§ EXERCISE AIM
Copy out each line containing "JACOB" from the entries below.

§ SUPPLIED RECORDS

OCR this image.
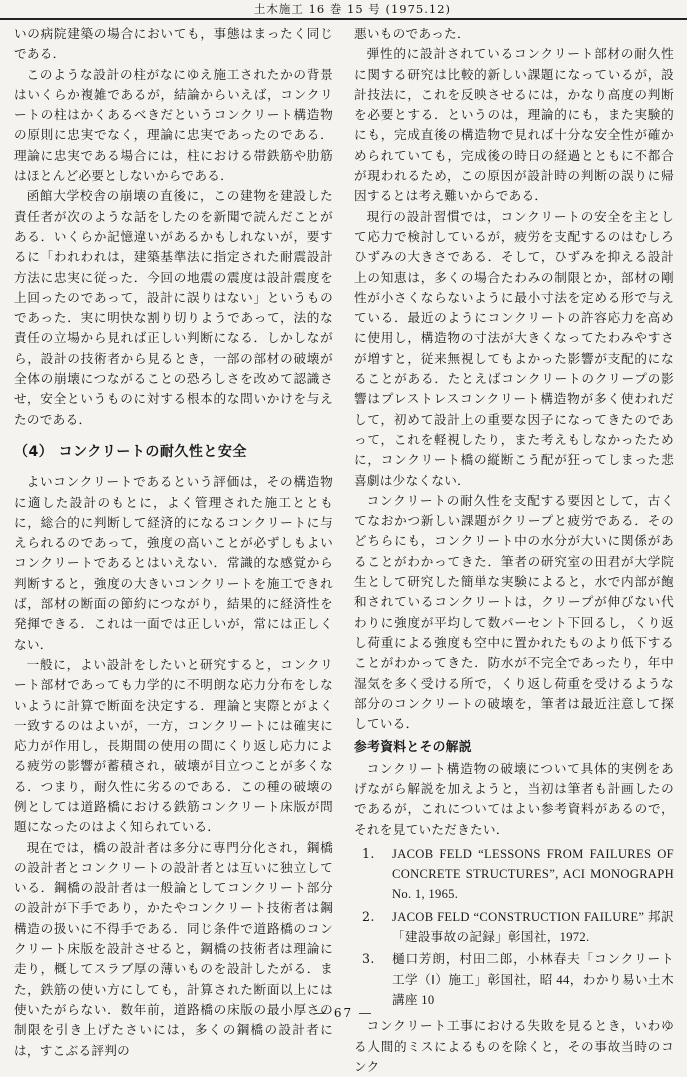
土木施工 16 巻 15 号 (1975.12)

いの病院建築の場合においても，事態はまったく同じである．

このような設計の柱がなにゆえ施工されたかの背景はいくらか複雑であるが，結論からいえば，コンクリートの柱はかくあるべきだというコンクリート構造物の原則に忠実でなく，理論に忠実であったのである．理論に忠実である場合には，柱における帯鉄筋や肋筋はほとんど必要としないからである．

函館大学校舎の崩壊の直後に，この建物を建設した責任者が次のような話をしたのを新聞で読んだことがある．いくらか記憶違いがあるかもしれないが，要するに「われわれは，建築基準法に指定された耐震設計方法に忠実に従った．今回の地震の震度は設計震度を上回ったのであって，設計に誤りはない」というものであった．実に明快な割り切りようであって，法的な責任の立場から見れば正しい判断になる．しかしながら，設計の技術者から見るとき，一部の部材の破壊が全体の崩壊につながることの恐ろしさを改めて認識させ，安全というものに対する根本的な問いかけを与えたのである．

（4） コンクリートの耐久性と安全

よいコンクリートであるという評価は，その構造物に適した設計のもとに，よく管理された施工とともに，総合的に判断して経済的になるコンクリートに与えられるのであって，強度の高いことが必ずしもよいコンクリートであるとはいえない．常識的な感覚から判断すると，強度の大きいコンクリートを施工できれば，部材の断面の節約につながり，結果的に経済性を発揮できる．これは一面では正しいが，常には正しくない．

一般に，よい設計をしたいと研究すると，コンクリート部材であっても力学的に不明朗な応力分布をしないように計算で断面を決定する．理論と実際とがよく一致するのはよいが，一方，コンクリートには確実に応力が作用し，長期間の使用の間にくり返し応力による疲労の影響が蓄積され，破壊が目立つことが多くなる．つまり，耐久性に劣るのである．この種の破壊の例としては道路橋における鉄筋コンクリート床版が問題になったのはよく知られている．

現在では，橋の設計者は多分に専門分化され，鋼橋の設計者とコンクリートの設計者とは互いに独立している．鋼橋の設計者は一般論としてコンクリート部分の設計が下手であり，かたやコンクリート技術者は鋼構造の扱いに不得手である．同じ条件で道路橋のコンクリート床版を設計させると，鋼橋の技術者は理論に走り，概してスラブ厚の薄いものを設計したがる．また，鉄筋の使い方にしても，計算された断面以上には使いたがらない．数年前，道路橋の床版の最小厚さの制限を引き上げたさいには，多くの鋼橋の設計者には，すこぶる評判の

悪いものであった．

弾性的に設計されているコンクリート部材の耐久性に関する研究は比較的新しい課題になっているが，設計技法に，これを反映させるには，かなり高度の判断を必要とする．というのは，理論的にも，また実験的にも，完成直後の構造物で見れば十分な安全性が確かめられていても，完成後の時日の経過とともに不都合が現われるため，この原因が設計時の判断の誤りに帰因するとは考え難いからである．

現行の設計習慣では，コンクリートの安全を主として応力で検討しているが，疲労を支配するのはむしろひずみの大きさである．そして，ひずみを抑える設計上の知恵は，多くの場合たわみの制限とか，部材の剛性が小さくならないように最小寸法を定める形で与えている．最近のようにコンクリートの許容応力を高めに使用し，構造物の寸法が大きくなってたわみやすさが増すと，従来無視してもよかった影響が支配的になることがある．たとえばコンクリートのクリープの影響はプレストレスコンクリート構造物が多く使われだして，初めて設計上の重要な因子になってきたのであって，これを軽視したり，また考えもしなかったために，コンクリート橋の縦断こう配が狂ってしまった悲喜劇は少なくない．

コンクリートの耐久性を支配する要因として，古くてなおかつ新しい課題がクリープと疲労である．そのどちらにも，コンクリート中の水分が大いに関係があることがわかってきた．筆者の研究室の田君が大学院生として研究した簡単な実験によると，水で内部が飽和されているコンクリートは，クリープが伸びない代わりに強度が平均して数パーセント下回るし，くり返し荷重による強度も空中に置かれたものより低下することがわかってきた．防水が不完全であったり，年中湿気を多く受ける所で，くり返し荷重を受けるような部分のコンクリートの破壊を，筆者は最近注意して探している．

参考資料とその解説

コンクリート構造物の破壊について具体的実例をあげながら解説を加えようと，当初は筆者も計画したのであるが，これについてはよい参考資料があるので，それを見ていただきたい．

1.	JACOB FELD “LESSONS FROM FAILURES OF CONCRETE STRUCTURES”, ACI MONOGRAPH No. 1, 1965.
2.	JACOB FELD “CONSTRUCTION FAILURE” 邦訳「建設事故の記録」彰国社，1972.
3.	樋口芳朗，村田二郎，小林春夫「コンクリート工学（Ⅰ）施工」彰国社，昭 44，わかり易い土木講座 10

コンクリート工事における失敗を見るとき，いわゆる人間的ミスによるものを除くと，その事故当時のコンク

― 67 ―
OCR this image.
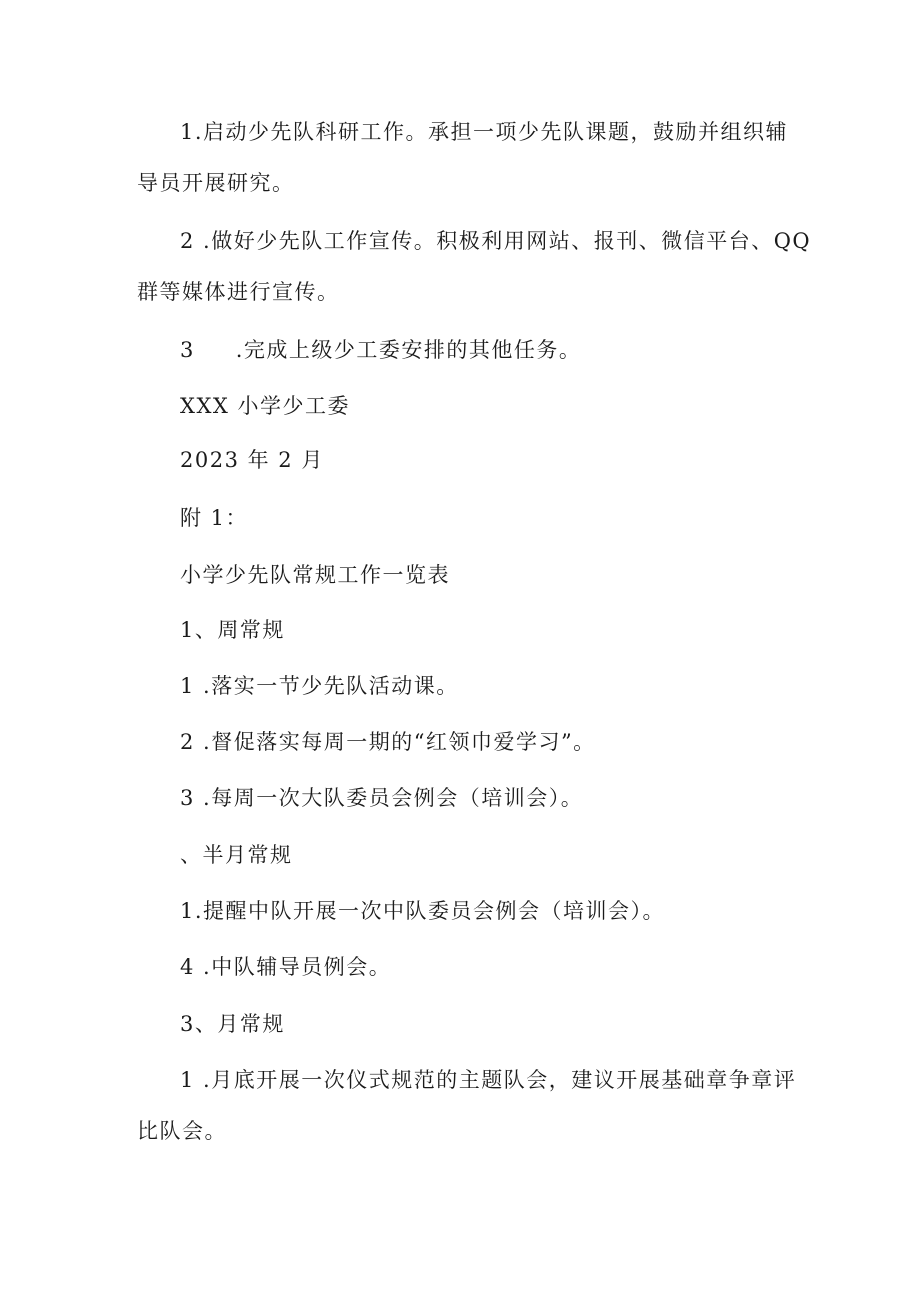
1.启动少先队科研工作。承担一项少先队课题，鼓励并组织辅
导员开展研究。
2 .做好少先队工作宣传。积极利用网站、报刊、微信平台、QQ
群等媒体进行宣传。
3     .完成上级少工委安排的其他任务。
XXX 小学少工委
2023 年 2 月
附 1：
小学少先队常规工作一览表
1、周常规
1 .落实一节少先队活动课。
2 .督促落实每周一期的“红领巾爱学习”。
3 .每周一次大队委员会例会（培训会）。
、半月常规
1.提醒中队开展一次中队委员会例会（培训会）。
4 .中队辅导员例会。
3、月常规
1 .月底开展一次仪式规范的主题队会，建议开展基础章争章评
比队会。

§ ANSWER TO THIS EXERCISE
1.	JACOB FELD “LESSONS FROM FAILURES OF CONCRETE STRUCTURES”, ACI MONOGRAPH No. 1, 1965.
2.	JACOB FELD “CONSTRUCTION FAILURE” 邦訳「建設事故の記録」彰国社，1972.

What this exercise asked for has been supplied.